_PROBLEM STATEMENT:_
Write out the data below in full. Keep it exact.

_INPUT MATERIAL:_
◆ ◆ ◆
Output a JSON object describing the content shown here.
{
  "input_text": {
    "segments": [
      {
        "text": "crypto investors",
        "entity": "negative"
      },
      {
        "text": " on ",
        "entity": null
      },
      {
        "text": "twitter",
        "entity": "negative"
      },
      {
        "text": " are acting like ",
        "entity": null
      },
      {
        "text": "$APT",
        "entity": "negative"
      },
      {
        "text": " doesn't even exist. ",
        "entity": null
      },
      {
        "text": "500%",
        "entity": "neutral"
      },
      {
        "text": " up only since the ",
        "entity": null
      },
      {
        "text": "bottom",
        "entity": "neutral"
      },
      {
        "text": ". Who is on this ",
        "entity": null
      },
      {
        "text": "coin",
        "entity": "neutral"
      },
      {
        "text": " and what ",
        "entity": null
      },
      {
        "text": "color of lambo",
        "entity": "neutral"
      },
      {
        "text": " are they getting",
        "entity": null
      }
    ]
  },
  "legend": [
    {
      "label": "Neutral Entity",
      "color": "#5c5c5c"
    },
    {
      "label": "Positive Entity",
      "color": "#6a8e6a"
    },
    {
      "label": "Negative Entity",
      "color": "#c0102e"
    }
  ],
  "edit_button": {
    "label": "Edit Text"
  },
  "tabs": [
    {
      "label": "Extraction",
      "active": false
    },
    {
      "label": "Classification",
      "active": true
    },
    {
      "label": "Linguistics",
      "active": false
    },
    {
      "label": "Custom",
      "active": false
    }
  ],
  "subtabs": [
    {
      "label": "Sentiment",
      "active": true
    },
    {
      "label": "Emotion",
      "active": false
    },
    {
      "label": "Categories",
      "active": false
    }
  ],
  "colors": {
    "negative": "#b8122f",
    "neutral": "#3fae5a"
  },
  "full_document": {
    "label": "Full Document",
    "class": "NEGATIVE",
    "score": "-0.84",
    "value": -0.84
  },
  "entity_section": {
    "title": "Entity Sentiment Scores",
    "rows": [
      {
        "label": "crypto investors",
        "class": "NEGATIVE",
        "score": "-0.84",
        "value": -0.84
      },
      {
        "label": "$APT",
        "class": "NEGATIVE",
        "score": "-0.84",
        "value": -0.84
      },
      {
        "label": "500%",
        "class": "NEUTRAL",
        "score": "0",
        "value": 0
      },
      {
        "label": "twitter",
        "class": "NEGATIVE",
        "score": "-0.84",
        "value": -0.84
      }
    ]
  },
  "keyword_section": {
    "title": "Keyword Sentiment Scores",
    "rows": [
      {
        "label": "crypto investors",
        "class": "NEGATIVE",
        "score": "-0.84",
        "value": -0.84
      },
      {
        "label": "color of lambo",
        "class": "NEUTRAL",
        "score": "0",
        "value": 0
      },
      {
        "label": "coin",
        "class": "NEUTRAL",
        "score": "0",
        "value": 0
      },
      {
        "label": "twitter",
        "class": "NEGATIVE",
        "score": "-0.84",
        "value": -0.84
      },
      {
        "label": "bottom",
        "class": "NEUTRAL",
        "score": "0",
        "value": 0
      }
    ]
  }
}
◆ ◆ ◆
_CORRECT RESULT:_
Output a JSON object describing the content shown here.
{
  "input_text": {
    "segments": [
      {
        "text": "crypto investors",
        "entity": "negative"
      },
      {
        "text": " on ",
        "entity": null
      },
      {
        "text": "twitter",
        "entity": "negative"
      },
      {
        "text": " are acting like ",
        "entity": null
      },
      {
        "text": "$APT",
        "entity": "negative"
      },
      {
        "text": " doesn't even exist. ",
        "entity": null
      },
      {
        "text": "500%",
        "entity": "neutral"
      },
      {
        "text": " up only since the ",
        "entity": null
      },
      {
        "text": "bottom",
        "entity": "neutral"
      },
      {
        "text": ". Who is on this ",
        "entity": null
      },
      {
        "text": "coin",
        "entity": "neutral"
      },
      {
        "text": " and what ",
        "entity": null
      },
      {
        "text": "color of lambo",
        "entity": "neutral"
      },
      {
        "text": " are they getting",
        "entity": null
      }
    ]
  },
  "legend": [
    {
      "label": "Neutral Entity",
      "color": "#5c5c5c"
    },
    {
      "label": "Positive Entity",
      "color": "#6a8e6a"
    },
    {
      "label": "Negative Entity",
      "color": "#c0102e"
    }
  ],
  "edit_button": {
    "label": "Edit Text"
  },
  "tabs": [
    {
      "label": "Extraction",
      "active": false
    },
    {
      "label": "Classification",
      "active": true
    },
    {
      "label": "Linguistics",
      "active": false
    },
    {
      "label": "Custom",
      "active": false
    }
  ],
  "subtabs": [
    {
      "label": "Sentiment",
      "active": true
    },
    {
      "label": "Emotion",
      "active": false
    },
    {
      "label": "Categories",
      "active": false
    }
  ],
  "colors": {
    "negative": "#b8122f",
    "neutral": "#3fae5a"
  },
  "full_document": {
    "label": "Full Document",
    "class": "NEGATIVE",
    "score": "-0.84",
    "value": -0.84
  },
  "entity_section": {
    "title": "Entity Sentiment Scores",
    "rows": [
      {
        "label": "crypto investors",
        "class": "NEGATIVE",
        "score": "-0.84",
        "value": -0.84
      },
      {
        "label": "$APT",
        "class": "NEGATIVE",
        "score": "-0.84",
        "value": -0.84
      },
      {
        "label": "500%",
        "class": "NEUTRAL",
        "score": "0",
        "value": 0
      },
      {
        "label": "twitter",
        "class": "NEGATIVE",
        "score": "-0.84",
        "value": -0.84
      }
    ]
  },
  "keyword_section": {
    "title": "Keyword Sentiment Scores",
    "rows": [
      {
        "label": "crypto investors",
        "class": "NEGATIVE",
        "score": "-0.84",
        "value": -0.84
      },
      {
        "label": "color of lambo",
        "class": "NEUTRAL",
        "score": "0",
        "value": 0
      },
      {
        "label": "coin",
        "class": "NEUTRAL",
        "score": "0",
        "value": 0
      },
      {
        "label": "twitter",
        "class": "NEGATIVE",
        "score": "-0.84",
        "value": -0.84
      },
      {
        "label": "bottom",
        "class": "NEUTRAL",
        "score": "0",
        "value": 0
      }
    ]
  }
}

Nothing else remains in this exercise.